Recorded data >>

[BEGIN]

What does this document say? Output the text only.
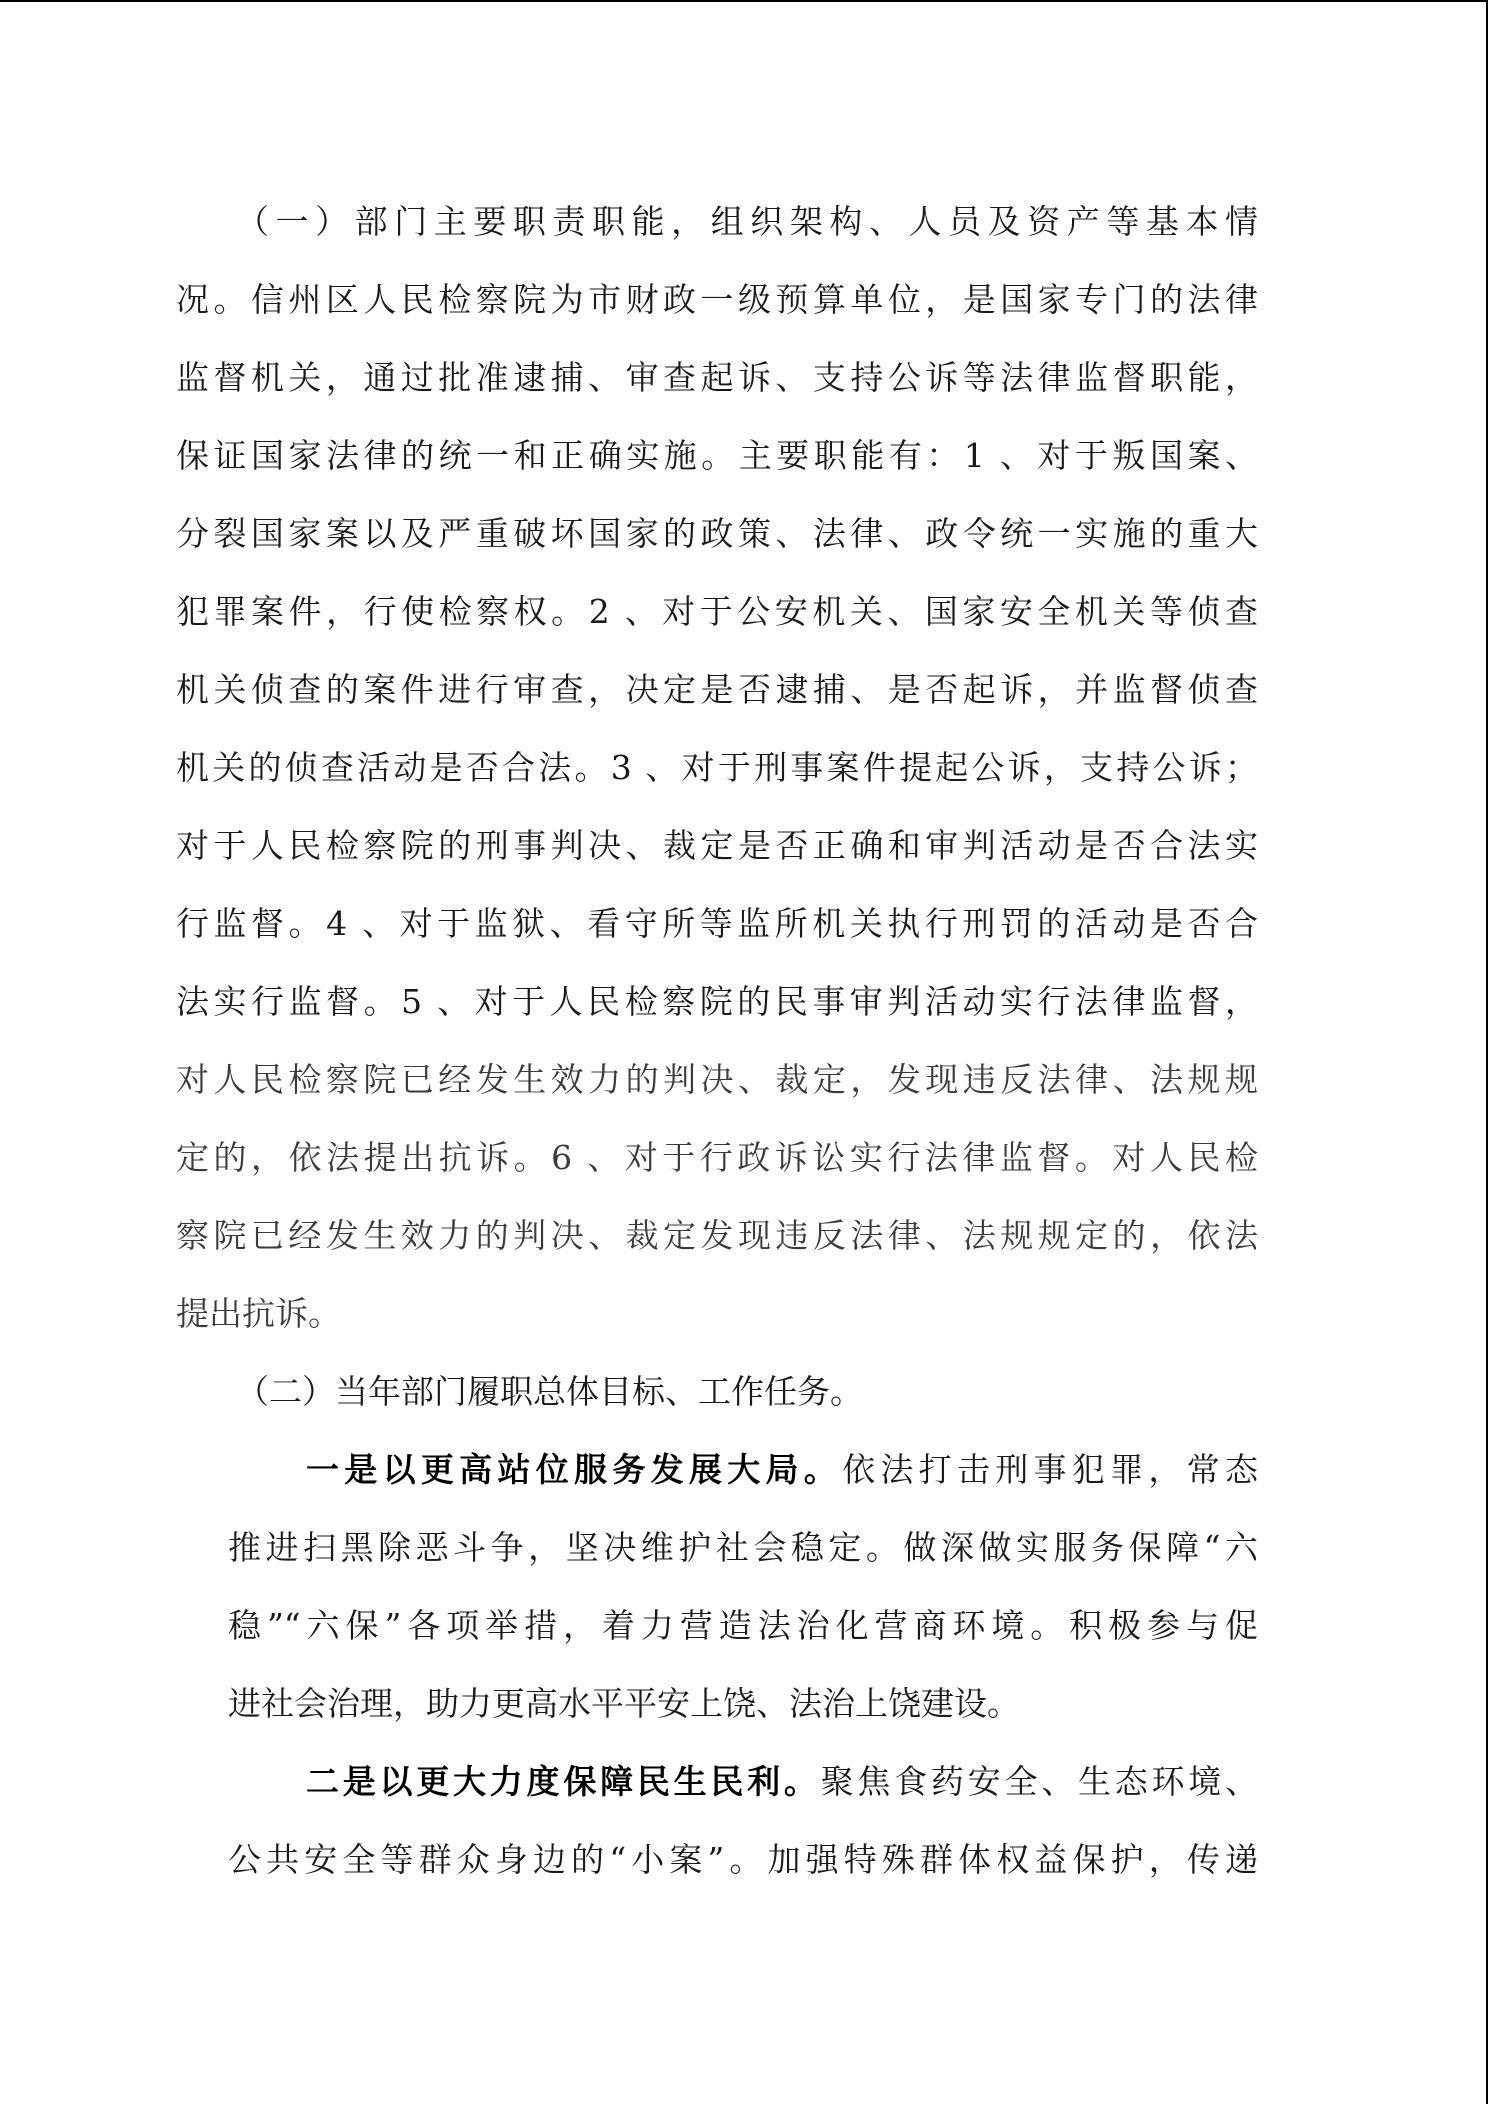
（一）部门主要职责职能，组织架构、人员及资产等基本情
况。信州区人民检察院为市财政一级预算单位，是国家专门的法律
监督机关，通过批准逮捕、审查起诉、支持公诉等法律监督职能，
保证国家法律的统一和正确实施。主要职能有：1 、对于叛国案、
分裂国家案以及严重破坏国家的政策、法律、政令统一实施的重大
犯罪案件，行使检察权。2 、对于公安机关、国家安全机关等侦查
机关侦查的案件进行审查，决定是否逮捕、是否起诉，并监督侦查
机关的侦查活动是否合法。3 、对于刑事案件提起公诉，支持公诉；
对于人民检察院的刑事判决、裁定是否正确和审判活动是否合法实
行监督。4 、对于监狱、看守所等监所机关执行刑罚的活动是否合
法实行监督。5 、对于人民检察院的民事审判活动实行法律监督，
对人民检察院已经发生效力的判决、裁定，发现违反法律、法规规
定的，依法提出抗诉。6 、对于行政诉讼实行法律监督。对人民检
察院已经发生效力的判决、裁定发现违反法律、法规规定的，依法
提出抗诉。
（二）当年部门履职总体目标、工作任务。
一是以更高站位服务发展大局。依法打击刑事犯罪，常态
推进扫黑除恶斗争，坚决维护社会稳定。做深做实服务保障“六
稳”“六保”各项举措，着力营造法治化营商环境。积极参与促
进社会治理，助力更高水平平安上饶、法治上饶建设。
二是以更大力度保障民生民利。聚焦食药安全、生态环境、
公共安全等群众身边的“小案”。加强特殊群体权益保护，传递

[END]

What the task asks >> All records above are to be printed exactly, minus the pictures they contain.

Problem solution >>
What does this document say? Output the text only.
（一）部门主要职责职能，组织架构、人员及资产等基本情
况。信州区人民检察院为市财政一级预算单位，是国家专门的法律
监督机关，通过批准逮捕、审查起诉、支持公诉等法律监督职能，
保证国家法律的统一和正确实施。主要职能有：1 、对于叛国案、
分裂国家案以及严重破坏国家的政策、法律、政令统一实施的重大
犯罪案件，行使检察权。2 、对于公安机关、国家安全机关等侦查
机关侦查的案件进行审查，决定是否逮捕、是否起诉，并监督侦查
机关的侦查活动是否合法。3 、对于刑事案件提起公诉，支持公诉；
对于人民检察院的刑事判决、裁定是否正确和审判活动是否合法实
行监督。4 、对于监狱、看守所等监所机关执行刑罚的活动是否合
法实行监督。5 、对于人民检察院的民事审判活动实行法律监督，
对人民检察院已经发生效力的判决、裁定，发现违反法律、法规规
定的，依法提出抗诉。6 、对于行政诉讼实行法律监督。对人民检
察院已经发生效力的判决、裁定发现违反法律、法规规定的，依法
提出抗诉。
（二）当年部门履职总体目标、工作任务。
一是以更高站位服务发展大局。依法打击刑事犯罪，常态
推进扫黑除恶斗争，坚决维护社会稳定。做深做实服务保障“六
稳”“六保”各项举措，着力营造法治化营商环境。积极参与促
进社会治理，助力更高水平平安上饶、法治上饶建设。
二是以更大力度保障民生民利。聚焦食药安全、生态环境、
公共安全等群众身边的“小案”。加强特殊群体权益保护，传递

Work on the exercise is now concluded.